> **SUPPLIED ENTRIES**
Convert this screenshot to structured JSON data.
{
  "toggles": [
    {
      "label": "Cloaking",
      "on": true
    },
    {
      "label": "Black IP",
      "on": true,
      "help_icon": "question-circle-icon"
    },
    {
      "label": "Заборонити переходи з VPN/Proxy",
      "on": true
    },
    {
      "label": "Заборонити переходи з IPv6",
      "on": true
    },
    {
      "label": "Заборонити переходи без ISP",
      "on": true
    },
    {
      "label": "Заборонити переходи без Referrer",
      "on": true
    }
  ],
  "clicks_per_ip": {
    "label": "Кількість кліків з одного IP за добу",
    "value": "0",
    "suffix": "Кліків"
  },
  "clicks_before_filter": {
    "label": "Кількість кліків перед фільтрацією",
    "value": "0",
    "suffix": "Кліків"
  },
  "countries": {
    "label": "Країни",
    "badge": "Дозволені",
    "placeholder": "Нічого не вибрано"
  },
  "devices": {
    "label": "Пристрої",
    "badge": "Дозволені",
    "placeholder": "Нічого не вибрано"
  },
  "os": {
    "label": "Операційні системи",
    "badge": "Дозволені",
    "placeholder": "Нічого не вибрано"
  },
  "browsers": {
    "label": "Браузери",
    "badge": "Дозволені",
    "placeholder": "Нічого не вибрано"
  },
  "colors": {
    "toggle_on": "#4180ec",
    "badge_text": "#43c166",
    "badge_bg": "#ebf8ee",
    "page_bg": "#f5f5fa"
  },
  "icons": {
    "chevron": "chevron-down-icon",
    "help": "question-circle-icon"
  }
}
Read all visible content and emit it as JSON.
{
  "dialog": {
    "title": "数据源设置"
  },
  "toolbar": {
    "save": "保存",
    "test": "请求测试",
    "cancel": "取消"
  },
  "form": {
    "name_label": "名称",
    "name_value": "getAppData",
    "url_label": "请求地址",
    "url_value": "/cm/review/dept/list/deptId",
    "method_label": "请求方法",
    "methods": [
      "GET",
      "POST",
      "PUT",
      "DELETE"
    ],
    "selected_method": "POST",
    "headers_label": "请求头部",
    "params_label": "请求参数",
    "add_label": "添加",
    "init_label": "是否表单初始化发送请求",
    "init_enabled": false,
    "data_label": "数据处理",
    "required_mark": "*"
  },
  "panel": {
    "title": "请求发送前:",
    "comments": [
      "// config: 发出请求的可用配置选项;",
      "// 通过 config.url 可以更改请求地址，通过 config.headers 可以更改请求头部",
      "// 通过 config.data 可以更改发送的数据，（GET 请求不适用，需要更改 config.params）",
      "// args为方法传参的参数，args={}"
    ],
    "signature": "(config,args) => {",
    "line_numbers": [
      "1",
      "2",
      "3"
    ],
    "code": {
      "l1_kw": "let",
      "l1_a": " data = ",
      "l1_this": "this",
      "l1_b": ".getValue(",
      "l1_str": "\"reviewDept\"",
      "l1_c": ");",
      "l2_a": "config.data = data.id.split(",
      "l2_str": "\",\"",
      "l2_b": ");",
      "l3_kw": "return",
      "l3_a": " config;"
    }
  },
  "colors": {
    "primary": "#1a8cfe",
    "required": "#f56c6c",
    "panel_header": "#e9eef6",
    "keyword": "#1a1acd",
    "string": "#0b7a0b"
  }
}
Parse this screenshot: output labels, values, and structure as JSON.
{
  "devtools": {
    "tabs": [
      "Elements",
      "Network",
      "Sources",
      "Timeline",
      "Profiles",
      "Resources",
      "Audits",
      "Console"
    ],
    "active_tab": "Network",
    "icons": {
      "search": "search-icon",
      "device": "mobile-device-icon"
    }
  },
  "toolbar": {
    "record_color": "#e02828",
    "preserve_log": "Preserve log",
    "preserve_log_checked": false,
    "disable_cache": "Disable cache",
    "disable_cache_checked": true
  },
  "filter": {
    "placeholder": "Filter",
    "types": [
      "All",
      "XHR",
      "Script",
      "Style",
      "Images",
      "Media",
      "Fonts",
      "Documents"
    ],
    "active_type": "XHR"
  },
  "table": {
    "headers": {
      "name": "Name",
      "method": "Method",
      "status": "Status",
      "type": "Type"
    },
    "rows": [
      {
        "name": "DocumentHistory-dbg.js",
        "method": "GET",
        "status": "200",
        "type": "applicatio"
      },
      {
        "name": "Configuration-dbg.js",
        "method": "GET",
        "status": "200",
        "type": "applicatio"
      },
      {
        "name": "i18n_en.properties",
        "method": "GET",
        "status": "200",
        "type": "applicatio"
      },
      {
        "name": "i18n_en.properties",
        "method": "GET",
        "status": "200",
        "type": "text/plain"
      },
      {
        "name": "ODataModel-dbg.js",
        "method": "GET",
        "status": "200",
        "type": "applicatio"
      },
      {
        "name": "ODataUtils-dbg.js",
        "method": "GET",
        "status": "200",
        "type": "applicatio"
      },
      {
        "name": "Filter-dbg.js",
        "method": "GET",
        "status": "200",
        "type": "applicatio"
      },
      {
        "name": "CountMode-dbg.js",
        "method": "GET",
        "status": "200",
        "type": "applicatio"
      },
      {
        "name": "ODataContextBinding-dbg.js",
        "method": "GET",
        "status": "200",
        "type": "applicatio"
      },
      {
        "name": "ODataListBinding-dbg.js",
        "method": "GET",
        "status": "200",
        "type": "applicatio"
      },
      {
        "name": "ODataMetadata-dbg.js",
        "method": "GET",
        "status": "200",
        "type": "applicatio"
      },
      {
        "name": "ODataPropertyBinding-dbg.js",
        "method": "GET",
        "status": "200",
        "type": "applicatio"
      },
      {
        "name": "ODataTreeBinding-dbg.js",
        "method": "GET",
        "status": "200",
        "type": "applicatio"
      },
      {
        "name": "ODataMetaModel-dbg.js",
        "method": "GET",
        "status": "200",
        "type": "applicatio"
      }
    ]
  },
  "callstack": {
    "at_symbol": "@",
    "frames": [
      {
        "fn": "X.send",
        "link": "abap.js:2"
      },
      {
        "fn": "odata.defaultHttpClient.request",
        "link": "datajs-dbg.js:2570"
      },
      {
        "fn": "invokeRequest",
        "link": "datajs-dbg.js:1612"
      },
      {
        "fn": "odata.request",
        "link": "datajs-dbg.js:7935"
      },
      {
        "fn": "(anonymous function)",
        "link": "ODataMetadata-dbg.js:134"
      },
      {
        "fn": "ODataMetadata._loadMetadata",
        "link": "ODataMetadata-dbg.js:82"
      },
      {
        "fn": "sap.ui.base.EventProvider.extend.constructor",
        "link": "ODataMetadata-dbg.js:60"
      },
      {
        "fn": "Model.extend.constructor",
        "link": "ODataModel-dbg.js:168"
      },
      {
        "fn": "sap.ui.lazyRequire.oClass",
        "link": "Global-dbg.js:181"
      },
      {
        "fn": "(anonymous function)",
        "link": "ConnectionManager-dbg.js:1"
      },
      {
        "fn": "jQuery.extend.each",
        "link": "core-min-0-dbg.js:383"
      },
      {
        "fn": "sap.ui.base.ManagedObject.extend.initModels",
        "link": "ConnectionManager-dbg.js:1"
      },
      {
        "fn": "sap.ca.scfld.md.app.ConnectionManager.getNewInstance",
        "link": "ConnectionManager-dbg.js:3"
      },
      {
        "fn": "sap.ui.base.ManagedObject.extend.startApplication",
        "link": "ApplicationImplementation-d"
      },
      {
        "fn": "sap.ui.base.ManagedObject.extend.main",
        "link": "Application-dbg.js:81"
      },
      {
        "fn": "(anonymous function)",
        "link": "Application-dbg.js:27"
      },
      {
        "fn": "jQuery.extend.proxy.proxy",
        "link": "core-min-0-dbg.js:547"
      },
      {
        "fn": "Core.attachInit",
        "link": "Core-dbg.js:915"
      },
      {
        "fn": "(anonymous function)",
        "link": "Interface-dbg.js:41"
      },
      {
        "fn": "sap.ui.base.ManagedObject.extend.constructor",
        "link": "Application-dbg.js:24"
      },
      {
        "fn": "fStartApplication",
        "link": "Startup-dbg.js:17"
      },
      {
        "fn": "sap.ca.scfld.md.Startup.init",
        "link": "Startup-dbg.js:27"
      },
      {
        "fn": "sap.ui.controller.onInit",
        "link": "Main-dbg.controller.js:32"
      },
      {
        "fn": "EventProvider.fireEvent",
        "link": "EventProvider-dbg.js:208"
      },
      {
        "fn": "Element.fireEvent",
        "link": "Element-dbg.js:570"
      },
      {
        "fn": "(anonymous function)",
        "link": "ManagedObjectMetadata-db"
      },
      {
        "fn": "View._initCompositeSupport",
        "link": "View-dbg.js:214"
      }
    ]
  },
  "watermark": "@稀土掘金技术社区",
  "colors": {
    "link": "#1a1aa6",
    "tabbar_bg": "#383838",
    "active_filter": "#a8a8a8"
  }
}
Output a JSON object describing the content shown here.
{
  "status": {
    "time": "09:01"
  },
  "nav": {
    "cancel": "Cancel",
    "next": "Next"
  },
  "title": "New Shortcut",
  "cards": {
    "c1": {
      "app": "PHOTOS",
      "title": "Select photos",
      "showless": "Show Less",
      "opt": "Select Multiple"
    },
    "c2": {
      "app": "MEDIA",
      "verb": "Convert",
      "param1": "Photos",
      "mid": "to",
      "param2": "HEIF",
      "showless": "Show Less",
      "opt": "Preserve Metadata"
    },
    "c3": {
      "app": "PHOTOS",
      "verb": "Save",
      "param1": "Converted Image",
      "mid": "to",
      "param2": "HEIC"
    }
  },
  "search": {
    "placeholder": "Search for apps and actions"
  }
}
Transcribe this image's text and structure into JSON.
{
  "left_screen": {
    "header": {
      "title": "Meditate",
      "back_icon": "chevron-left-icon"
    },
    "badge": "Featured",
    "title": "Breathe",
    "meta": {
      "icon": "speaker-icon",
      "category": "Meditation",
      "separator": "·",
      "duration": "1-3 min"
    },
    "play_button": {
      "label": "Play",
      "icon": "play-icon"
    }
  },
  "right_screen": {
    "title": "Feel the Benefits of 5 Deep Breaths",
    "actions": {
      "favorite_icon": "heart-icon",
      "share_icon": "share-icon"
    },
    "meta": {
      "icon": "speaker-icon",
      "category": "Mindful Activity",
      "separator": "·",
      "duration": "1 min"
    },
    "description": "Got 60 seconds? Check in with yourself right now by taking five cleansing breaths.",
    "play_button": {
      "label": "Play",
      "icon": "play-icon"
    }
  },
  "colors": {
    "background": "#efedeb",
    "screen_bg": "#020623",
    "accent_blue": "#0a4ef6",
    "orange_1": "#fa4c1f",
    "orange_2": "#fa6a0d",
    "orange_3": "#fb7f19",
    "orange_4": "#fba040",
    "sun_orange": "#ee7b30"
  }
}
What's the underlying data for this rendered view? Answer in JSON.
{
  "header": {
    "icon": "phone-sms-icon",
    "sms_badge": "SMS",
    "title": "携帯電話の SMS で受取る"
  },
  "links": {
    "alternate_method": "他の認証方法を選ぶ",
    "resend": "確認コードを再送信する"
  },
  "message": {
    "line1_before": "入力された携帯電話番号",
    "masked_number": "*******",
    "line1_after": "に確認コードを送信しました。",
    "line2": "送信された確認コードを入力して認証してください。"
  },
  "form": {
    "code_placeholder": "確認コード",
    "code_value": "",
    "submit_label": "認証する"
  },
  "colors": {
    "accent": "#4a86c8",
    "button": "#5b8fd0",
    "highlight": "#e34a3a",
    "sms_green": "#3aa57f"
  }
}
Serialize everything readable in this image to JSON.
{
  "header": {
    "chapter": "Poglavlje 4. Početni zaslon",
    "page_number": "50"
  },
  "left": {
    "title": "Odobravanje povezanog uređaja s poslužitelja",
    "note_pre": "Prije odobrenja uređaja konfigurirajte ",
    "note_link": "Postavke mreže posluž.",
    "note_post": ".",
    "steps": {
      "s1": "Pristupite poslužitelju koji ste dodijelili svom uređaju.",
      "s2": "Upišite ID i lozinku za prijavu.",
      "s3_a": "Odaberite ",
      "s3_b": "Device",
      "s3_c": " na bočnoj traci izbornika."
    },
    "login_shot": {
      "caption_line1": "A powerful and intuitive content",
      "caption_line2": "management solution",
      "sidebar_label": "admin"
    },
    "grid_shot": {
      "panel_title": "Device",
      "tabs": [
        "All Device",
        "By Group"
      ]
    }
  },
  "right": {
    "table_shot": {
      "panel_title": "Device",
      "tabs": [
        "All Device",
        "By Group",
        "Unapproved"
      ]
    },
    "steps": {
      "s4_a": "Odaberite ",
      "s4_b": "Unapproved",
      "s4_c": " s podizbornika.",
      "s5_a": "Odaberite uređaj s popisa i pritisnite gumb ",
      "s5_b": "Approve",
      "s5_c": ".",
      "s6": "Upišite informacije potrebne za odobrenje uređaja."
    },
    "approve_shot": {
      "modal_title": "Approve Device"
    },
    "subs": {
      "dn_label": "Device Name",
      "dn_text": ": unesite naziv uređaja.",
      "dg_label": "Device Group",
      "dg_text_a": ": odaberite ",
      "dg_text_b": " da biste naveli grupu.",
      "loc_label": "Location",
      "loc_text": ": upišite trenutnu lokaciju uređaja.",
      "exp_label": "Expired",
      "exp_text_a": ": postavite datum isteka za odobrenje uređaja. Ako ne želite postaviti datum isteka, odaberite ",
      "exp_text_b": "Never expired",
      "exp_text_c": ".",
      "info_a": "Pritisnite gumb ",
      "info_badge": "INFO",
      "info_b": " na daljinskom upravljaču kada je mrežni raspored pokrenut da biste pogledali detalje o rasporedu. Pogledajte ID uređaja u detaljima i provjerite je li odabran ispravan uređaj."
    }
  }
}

> **EXERCISE BRIEF**
What is the number of lines holding the word "screenshot"? State it alone.

> **SOLUTION FOR THIS TASK**
2